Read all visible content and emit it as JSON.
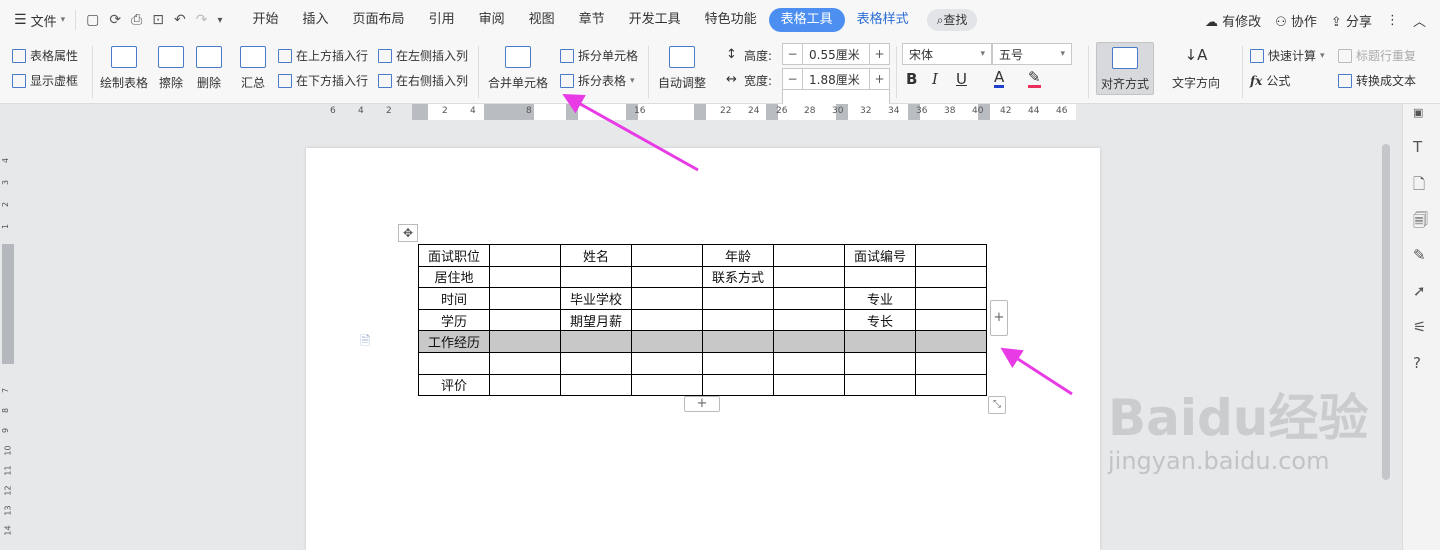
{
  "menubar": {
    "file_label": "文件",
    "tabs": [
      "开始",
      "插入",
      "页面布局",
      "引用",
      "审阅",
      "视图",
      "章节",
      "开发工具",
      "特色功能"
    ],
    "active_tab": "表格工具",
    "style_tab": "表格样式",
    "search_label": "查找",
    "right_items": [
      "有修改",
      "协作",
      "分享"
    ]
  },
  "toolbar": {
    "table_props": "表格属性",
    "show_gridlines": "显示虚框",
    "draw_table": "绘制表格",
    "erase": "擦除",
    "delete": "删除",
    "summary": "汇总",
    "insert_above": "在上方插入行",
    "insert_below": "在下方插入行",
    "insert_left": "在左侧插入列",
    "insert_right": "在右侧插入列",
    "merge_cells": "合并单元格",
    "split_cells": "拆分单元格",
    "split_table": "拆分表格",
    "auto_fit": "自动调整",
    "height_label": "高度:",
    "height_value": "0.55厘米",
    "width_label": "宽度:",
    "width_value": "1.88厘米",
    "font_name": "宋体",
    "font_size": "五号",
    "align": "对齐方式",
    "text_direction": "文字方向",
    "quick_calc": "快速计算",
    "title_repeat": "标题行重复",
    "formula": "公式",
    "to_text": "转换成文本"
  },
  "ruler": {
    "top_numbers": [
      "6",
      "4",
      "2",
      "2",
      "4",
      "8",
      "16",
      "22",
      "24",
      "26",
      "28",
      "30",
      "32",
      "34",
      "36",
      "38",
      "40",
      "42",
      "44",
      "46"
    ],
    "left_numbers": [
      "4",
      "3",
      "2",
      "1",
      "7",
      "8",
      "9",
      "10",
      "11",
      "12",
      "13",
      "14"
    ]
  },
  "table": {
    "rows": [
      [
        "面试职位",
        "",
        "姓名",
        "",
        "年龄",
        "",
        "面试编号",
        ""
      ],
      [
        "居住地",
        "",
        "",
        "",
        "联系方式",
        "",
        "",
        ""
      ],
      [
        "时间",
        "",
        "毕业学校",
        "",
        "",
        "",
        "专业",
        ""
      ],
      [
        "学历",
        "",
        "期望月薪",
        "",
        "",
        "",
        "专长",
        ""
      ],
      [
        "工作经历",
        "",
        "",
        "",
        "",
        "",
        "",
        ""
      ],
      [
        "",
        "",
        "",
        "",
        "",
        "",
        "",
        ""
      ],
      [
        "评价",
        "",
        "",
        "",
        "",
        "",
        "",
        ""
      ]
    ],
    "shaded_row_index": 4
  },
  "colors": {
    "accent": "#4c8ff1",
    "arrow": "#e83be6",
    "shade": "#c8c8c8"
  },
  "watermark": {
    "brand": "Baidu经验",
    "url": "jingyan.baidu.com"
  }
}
##############################
> **Written task**
Output the entries above exactly. Drop the pictures.

> **Reply**
Read all visible content and emit it as JSON.
{
  "menubar": {
    "file_label": "文件",
    "tabs": [
      "开始",
      "插入",
      "页面布局",
      "引用",
      "审阅",
      "视图",
      "章节",
      "开发工具",
      "特色功能"
    ],
    "active_tab": "表格工具",
    "style_tab": "表格样式",
    "search_label": "查找",
    "right_items": [
      "有修改",
      "协作",
      "分享"
    ]
  },
  "toolbar": {
    "table_props": "表格属性",
    "show_gridlines": "显示虚框",
    "draw_table": "绘制表格",
    "erase": "擦除",
    "delete": "删除",
    "summary": "汇总",
    "insert_above": "在上方插入行",
    "insert_below": "在下方插入行",
    "insert_left": "在左侧插入列",
    "insert_right": "在右侧插入列",
    "merge_cells": "合并单元格",
    "split_cells": "拆分单元格",
    "split_table": "拆分表格",
    "auto_fit": "自动调整",
    "height_label": "高度:",
    "height_value": "0.55厘米",
    "width_label": "宽度:",
    "width_value": "1.88厘米",
    "font_name": "宋体",
    "font_size": "五号",
    "align": "对齐方式",
    "text_direction": "文字方向",
    "quick_calc": "快速计算",
    "title_repeat": "标题行重复",
    "formula": "公式",
    "to_text": "转换成文本"
  },
  "ruler": {
    "top_numbers": [
      "6",
      "4",
      "2",
      "2",
      "4",
      "8",
      "16",
      "22",
      "24",
      "26",
      "28",
      "30",
      "32",
      "34",
      "36",
      "38",
      "40",
      "42",
      "44",
      "46"
    ],
    "left_numbers": [
      "4",
      "3",
      "2",
      "1",
      "7",
      "8",
      "9",
      "10",
      "11",
      "12",
      "13",
      "14"
    ]
  },
  "table": {
    "rows": [
      [
        "面试职位",
        "",
        "姓名",
        "",
        "年龄",
        "",
        "面试编号",
        ""
      ],
      [
        "居住地",
        "",
        "",
        "",
        "联系方式",
        "",
        "",
        ""
      ],
      [
        "时间",
        "",
        "毕业学校",
        "",
        "",
        "",
        "专业",
        ""
      ],
      [
        "学历",
        "",
        "期望月薪",
        "",
        "",
        "",
        "专长",
        ""
      ],
      [
        "工作经历",
        "",
        "",
        "",
        "",
        "",
        "",
        ""
      ],
      [
        "",
        "",
        "",
        "",
        "",
        "",
        "",
        ""
      ],
      [
        "评价",
        "",
        "",
        "",
        "",
        "",
        "",
        ""
      ]
    ],
    "shaded_row_index": 4
  },
  "colors": {
    "accent": "#4c8ff1",
    "arrow": "#e83be6",
    "shade": "#c8c8c8"
  },
  "watermark": {
    "brand": "Baidu经验",
    "url": "jingyan.baidu.com"
  }
}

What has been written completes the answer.